▶ **Written instruction**
Go through the entries below and retype them exactly, omitting each picture.

Data entries
-- Start --

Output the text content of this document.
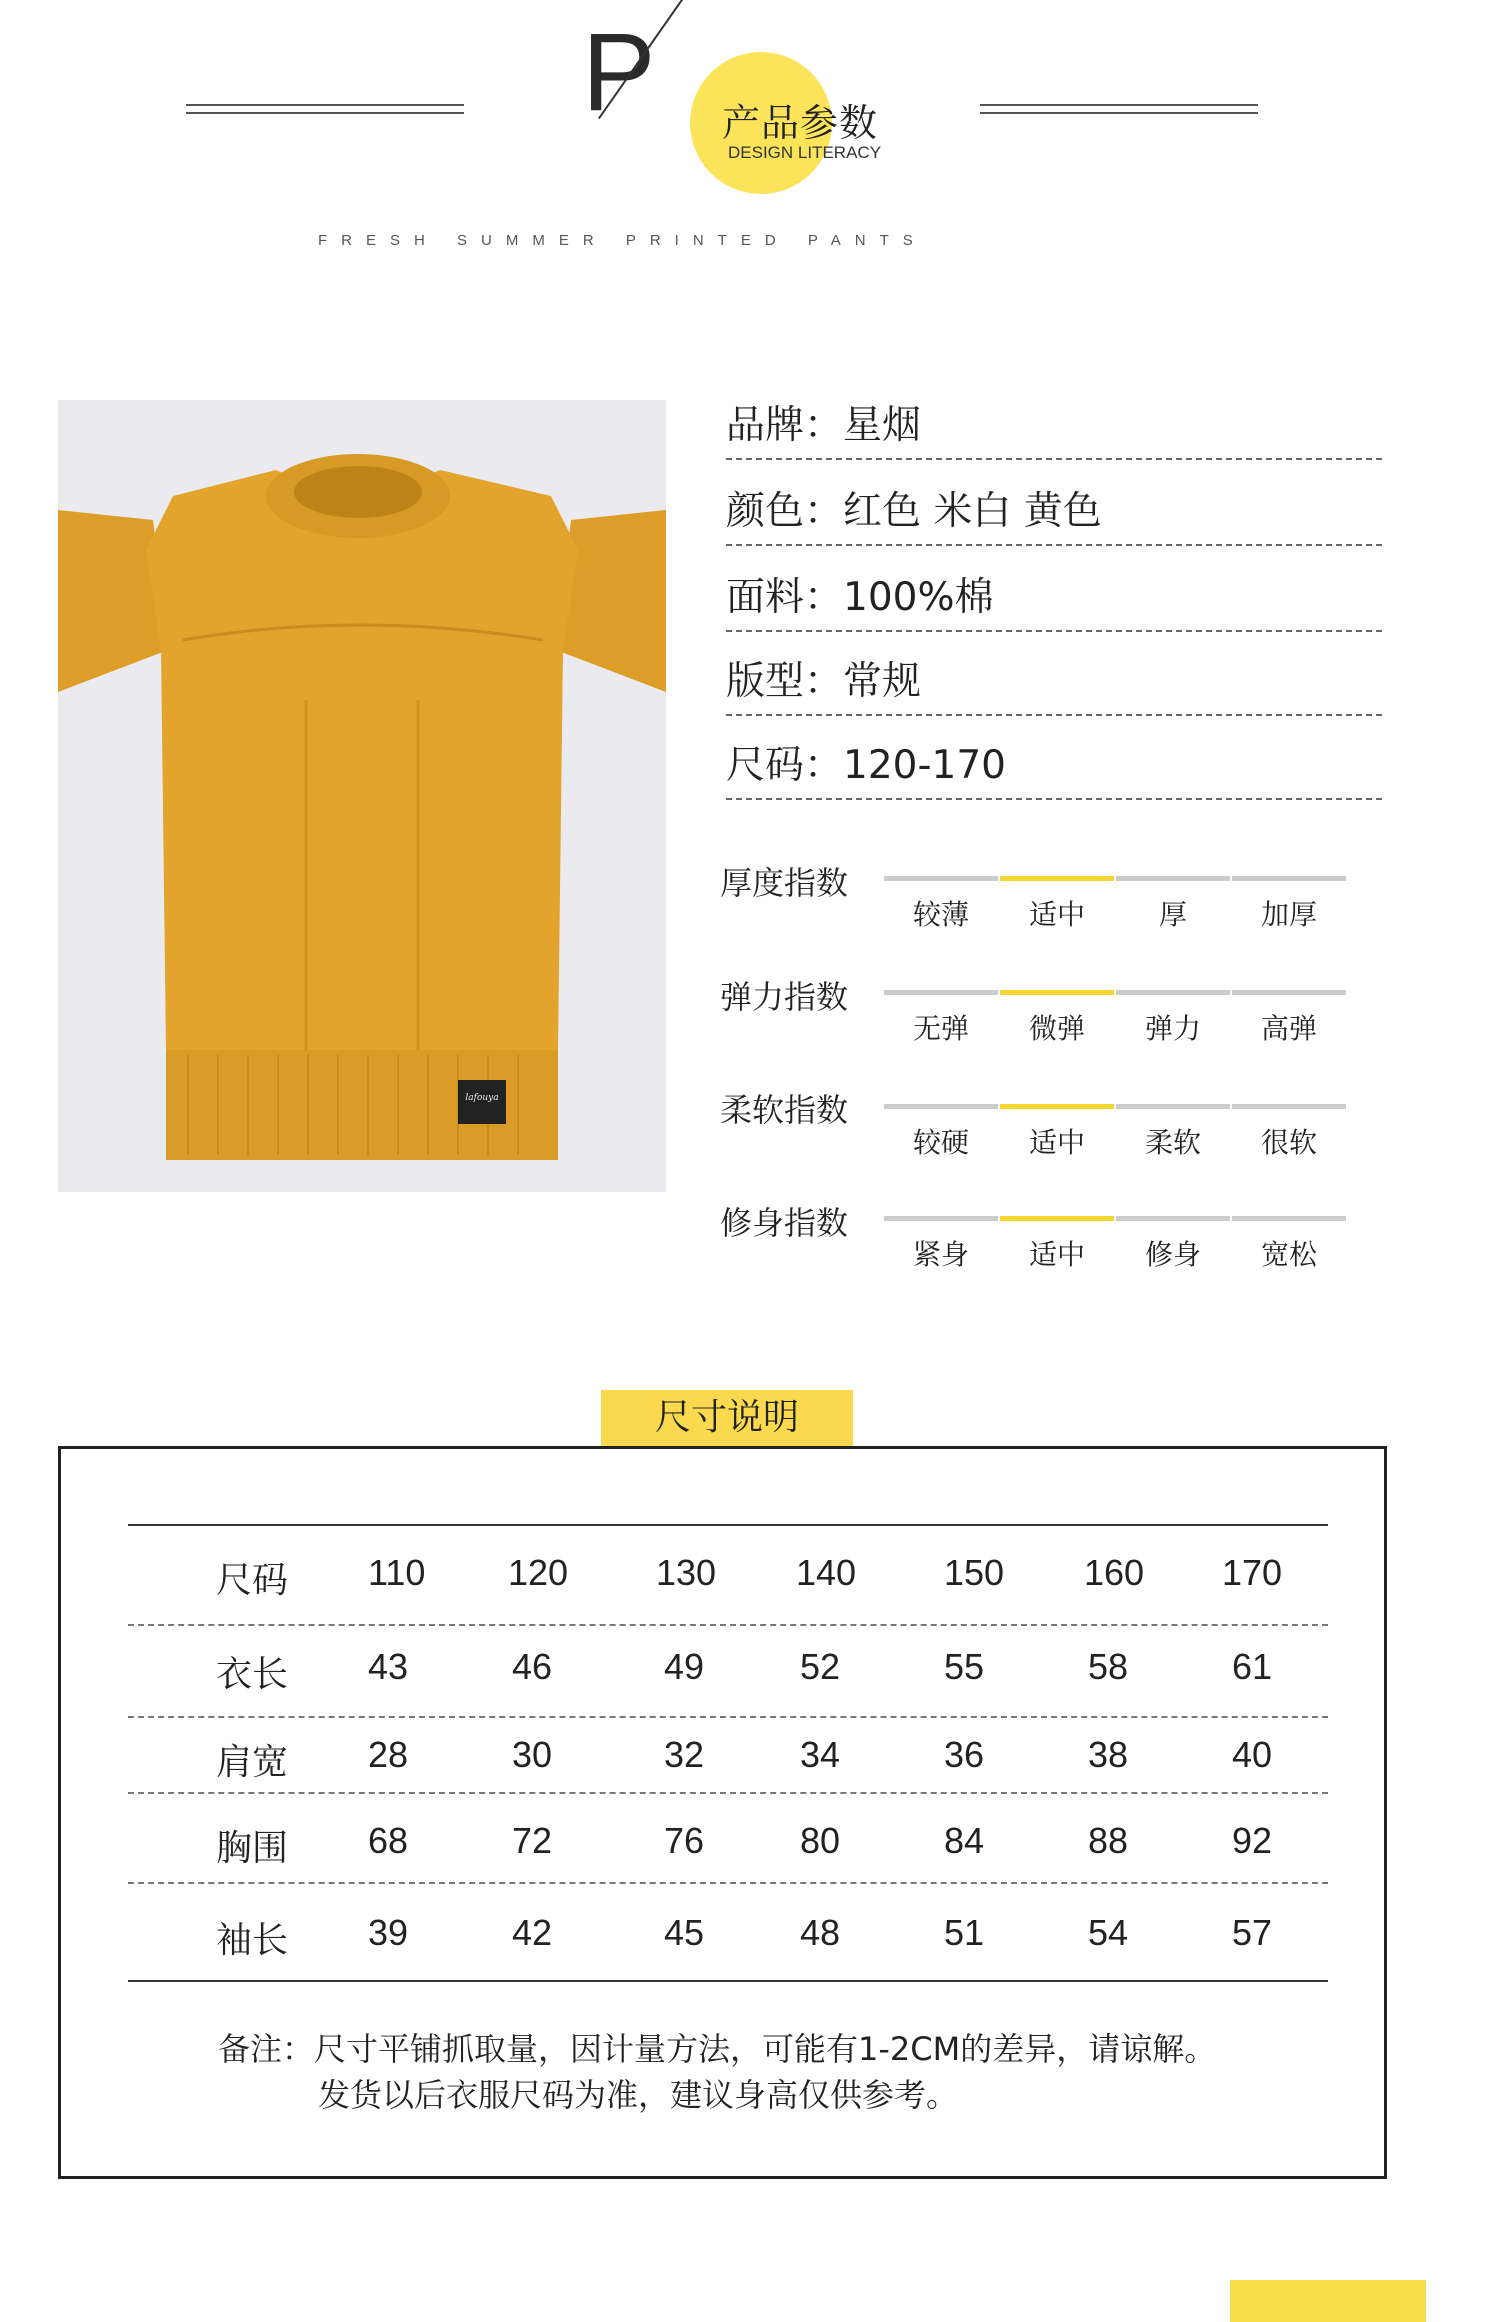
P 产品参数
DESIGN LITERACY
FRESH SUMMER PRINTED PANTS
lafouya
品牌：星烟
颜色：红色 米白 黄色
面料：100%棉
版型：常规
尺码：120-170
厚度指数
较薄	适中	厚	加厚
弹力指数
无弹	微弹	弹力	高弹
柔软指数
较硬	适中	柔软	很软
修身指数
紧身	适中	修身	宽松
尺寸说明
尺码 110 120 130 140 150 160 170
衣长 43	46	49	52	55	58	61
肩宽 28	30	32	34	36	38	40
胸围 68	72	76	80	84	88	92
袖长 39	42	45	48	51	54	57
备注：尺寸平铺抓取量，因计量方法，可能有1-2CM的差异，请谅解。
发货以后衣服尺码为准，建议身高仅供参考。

-- End --

▶ **Result below**
Output the text content of this document.
P 产品参数
DESIGN LITERACY
FRESH SUMMER PRINTED PANTS
lafouya
品牌：星烟
颜色：红色 米白 黄色
面料：100%棉
版型：常规
尺码：120-170
厚度指数
较薄	适中	厚	加厚
弹力指数
无弹	微弹	弹力	高弹
柔软指数
较硬	适中	柔软	很软
修身指数
紧身	适中	修身	宽松
尺寸说明
尺码 110 120 130 140 150 160 170
衣长 43	46	49	52	55	58	61
肩宽 28	30	32	34	36	38	40
胸围 68	72	76	80	84	88	92
袖长 39	42	45	48	51	54	57
备注：尺寸平铺抓取量，因计量方法，可能有1-2CM的差异，请谅解。
发货以后衣服尺码为准，建议身高仅供参考。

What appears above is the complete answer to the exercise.